■ **What is required**
Rewrite these lines with "bounding box" changed to "enclosing rectangle", keeping everything else the same, and omit the pictures.

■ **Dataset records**

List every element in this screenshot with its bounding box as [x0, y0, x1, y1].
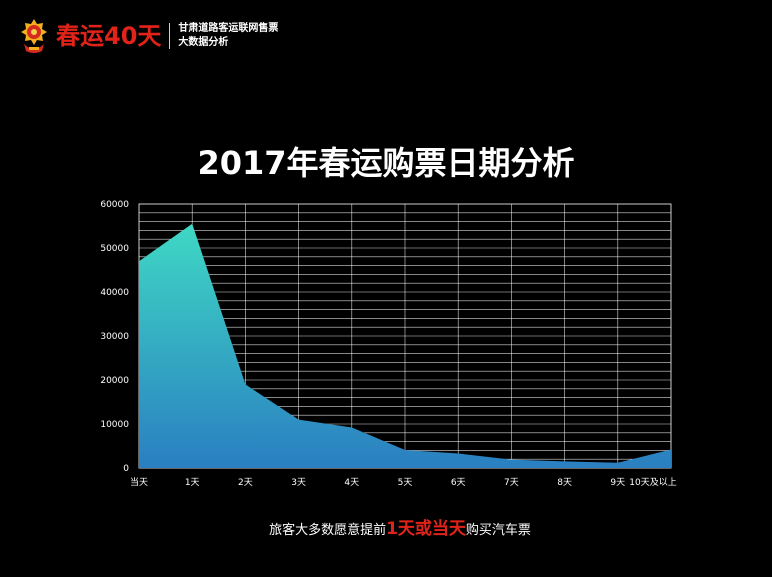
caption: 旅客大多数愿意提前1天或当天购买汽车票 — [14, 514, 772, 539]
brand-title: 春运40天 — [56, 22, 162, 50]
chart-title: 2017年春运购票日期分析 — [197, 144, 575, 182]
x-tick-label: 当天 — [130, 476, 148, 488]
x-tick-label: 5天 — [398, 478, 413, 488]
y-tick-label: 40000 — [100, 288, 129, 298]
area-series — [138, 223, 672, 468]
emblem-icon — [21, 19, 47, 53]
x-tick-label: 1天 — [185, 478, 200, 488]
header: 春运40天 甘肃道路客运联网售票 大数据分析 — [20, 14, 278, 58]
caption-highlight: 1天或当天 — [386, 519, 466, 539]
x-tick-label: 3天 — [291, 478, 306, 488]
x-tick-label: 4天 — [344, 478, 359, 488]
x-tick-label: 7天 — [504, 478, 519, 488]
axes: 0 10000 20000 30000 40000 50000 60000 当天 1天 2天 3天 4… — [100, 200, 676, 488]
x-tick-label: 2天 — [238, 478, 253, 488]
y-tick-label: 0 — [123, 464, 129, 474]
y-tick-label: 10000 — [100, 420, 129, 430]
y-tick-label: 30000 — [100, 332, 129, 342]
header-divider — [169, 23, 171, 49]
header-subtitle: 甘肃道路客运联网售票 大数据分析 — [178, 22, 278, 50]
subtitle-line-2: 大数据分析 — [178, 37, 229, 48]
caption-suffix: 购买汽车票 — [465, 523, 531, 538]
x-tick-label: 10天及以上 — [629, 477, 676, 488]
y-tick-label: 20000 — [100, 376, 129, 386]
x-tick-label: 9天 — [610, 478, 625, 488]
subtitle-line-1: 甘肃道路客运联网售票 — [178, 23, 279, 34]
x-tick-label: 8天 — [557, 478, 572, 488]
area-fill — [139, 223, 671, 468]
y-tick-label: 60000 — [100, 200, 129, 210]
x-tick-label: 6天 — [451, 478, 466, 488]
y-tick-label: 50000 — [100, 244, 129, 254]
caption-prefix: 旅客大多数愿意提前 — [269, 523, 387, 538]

■ **Full response**
List every element in this screenshot with its enclosing rectangle as [x0, y0, x1, y1].
caption: 旅客大多数愿意提前1天或当天购买汽车票 — [14, 514, 772, 539]
brand-title: 春运40天 — [56, 22, 162, 50]
chart-title: 2017年春运购票日期分析 — [197, 144, 575, 182]
x-tick-label: 当天 — [130, 476, 148, 488]
x-tick-label: 5天 — [398, 478, 413, 488]
y-tick-label: 40000 — [100, 288, 129, 298]
area-series — [138, 223, 672, 468]
emblem-icon — [21, 19, 47, 53]
x-tick-label: 1天 — [185, 478, 200, 488]
header: 春运40天 甘肃道路客运联网售票 大数据分析 — [20, 14, 278, 58]
caption-highlight: 1天或当天 — [386, 519, 466, 539]
x-tick-label: 3天 — [291, 478, 306, 488]
x-tick-label: 4天 — [344, 478, 359, 488]
x-tick-label: 7天 — [504, 478, 519, 488]
axes: 0 10000 20000 30000 40000 50000 60000 当天 1天 2天 3天 4… — [100, 200, 676, 488]
x-tick-label: 2天 — [238, 478, 253, 488]
y-tick-label: 0 — [123, 464, 129, 474]
y-tick-label: 10000 — [100, 420, 129, 430]
y-tick-label: 30000 — [100, 332, 129, 342]
header-divider — [169, 23, 171, 49]
header-subtitle: 甘肃道路客运联网售票 大数据分析 — [178, 22, 278, 50]
subtitle-line-2: 大数据分析 — [178, 37, 229, 48]
caption-suffix: 购买汽车票 — [465, 523, 531, 538]
x-tick-label: 10天及以上 — [629, 477, 676, 488]
y-tick-label: 20000 — [100, 376, 129, 386]
x-tick-label: 9天 — [610, 478, 625, 488]
subtitle-line-1: 甘肃道路客运联网售票 — [178, 23, 279, 34]
x-tick-label: 8天 — [557, 478, 572, 488]
area-fill — [139, 223, 671, 468]
y-tick-label: 60000 — [100, 200, 129, 210]
x-tick-label: 6天 — [451, 478, 466, 488]
y-tick-label: 50000 — [100, 244, 129, 254]
caption-prefix: 旅客大多数愿意提前 — [269, 523, 387, 538]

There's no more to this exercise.